## Begin SUPPLIED MATERIAL

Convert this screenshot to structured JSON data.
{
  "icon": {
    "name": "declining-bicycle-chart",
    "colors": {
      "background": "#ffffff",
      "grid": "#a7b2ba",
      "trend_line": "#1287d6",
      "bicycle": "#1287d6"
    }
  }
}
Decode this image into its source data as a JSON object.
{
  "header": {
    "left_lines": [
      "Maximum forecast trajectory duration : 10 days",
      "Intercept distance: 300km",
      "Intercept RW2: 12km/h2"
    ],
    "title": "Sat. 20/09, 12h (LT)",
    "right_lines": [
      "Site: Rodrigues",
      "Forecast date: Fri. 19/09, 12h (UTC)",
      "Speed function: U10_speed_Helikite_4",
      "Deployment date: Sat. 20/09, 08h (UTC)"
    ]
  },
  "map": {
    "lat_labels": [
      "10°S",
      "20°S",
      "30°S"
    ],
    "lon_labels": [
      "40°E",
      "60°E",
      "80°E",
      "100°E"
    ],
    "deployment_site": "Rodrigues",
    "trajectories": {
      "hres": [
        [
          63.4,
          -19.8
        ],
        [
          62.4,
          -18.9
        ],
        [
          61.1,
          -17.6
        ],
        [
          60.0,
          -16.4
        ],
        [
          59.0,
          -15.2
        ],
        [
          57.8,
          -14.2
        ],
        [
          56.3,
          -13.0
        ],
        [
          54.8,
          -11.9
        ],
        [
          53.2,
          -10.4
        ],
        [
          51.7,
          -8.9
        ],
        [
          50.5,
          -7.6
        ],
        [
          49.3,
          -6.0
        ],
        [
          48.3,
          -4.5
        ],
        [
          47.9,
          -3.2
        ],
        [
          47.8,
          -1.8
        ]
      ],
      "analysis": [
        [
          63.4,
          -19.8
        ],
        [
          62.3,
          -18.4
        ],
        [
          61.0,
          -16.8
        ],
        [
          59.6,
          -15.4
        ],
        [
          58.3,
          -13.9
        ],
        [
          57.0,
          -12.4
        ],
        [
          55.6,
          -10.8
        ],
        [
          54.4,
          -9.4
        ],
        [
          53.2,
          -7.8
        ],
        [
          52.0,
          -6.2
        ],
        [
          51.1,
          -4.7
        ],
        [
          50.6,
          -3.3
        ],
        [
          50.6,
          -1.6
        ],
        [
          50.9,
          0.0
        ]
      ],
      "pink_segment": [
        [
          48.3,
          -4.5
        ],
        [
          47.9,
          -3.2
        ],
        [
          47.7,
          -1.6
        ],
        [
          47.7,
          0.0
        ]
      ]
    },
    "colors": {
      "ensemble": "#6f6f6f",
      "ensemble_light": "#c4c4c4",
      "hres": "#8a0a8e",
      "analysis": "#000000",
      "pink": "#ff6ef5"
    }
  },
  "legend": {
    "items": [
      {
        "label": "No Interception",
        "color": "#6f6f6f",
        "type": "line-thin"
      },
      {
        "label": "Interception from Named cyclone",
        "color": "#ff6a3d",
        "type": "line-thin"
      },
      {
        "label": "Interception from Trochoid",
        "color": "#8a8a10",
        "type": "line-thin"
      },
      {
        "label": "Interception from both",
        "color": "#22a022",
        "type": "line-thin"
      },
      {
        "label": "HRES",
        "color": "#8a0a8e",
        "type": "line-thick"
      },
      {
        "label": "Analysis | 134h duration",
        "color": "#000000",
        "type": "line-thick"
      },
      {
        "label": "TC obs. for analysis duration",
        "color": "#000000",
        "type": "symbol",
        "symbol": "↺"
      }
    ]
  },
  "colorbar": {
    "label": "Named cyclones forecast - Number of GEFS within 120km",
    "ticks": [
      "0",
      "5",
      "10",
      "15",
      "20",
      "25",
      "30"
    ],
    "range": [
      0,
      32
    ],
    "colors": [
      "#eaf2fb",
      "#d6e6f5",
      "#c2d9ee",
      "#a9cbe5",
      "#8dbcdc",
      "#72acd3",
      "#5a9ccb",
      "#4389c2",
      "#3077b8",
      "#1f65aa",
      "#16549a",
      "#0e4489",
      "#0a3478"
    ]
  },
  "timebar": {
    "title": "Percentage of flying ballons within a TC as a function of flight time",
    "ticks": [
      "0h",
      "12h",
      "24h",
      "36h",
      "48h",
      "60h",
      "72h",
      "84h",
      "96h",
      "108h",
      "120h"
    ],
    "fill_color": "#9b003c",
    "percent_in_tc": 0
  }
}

## End SUPPLIED MATERIAL

== WRITTEN PROBLEM ==
Copy each line above containing the string "Rodrigues".

== TASK OUTPUT ==
      "Site: Rodrigues",
    "deployment_site": "Rodrigues",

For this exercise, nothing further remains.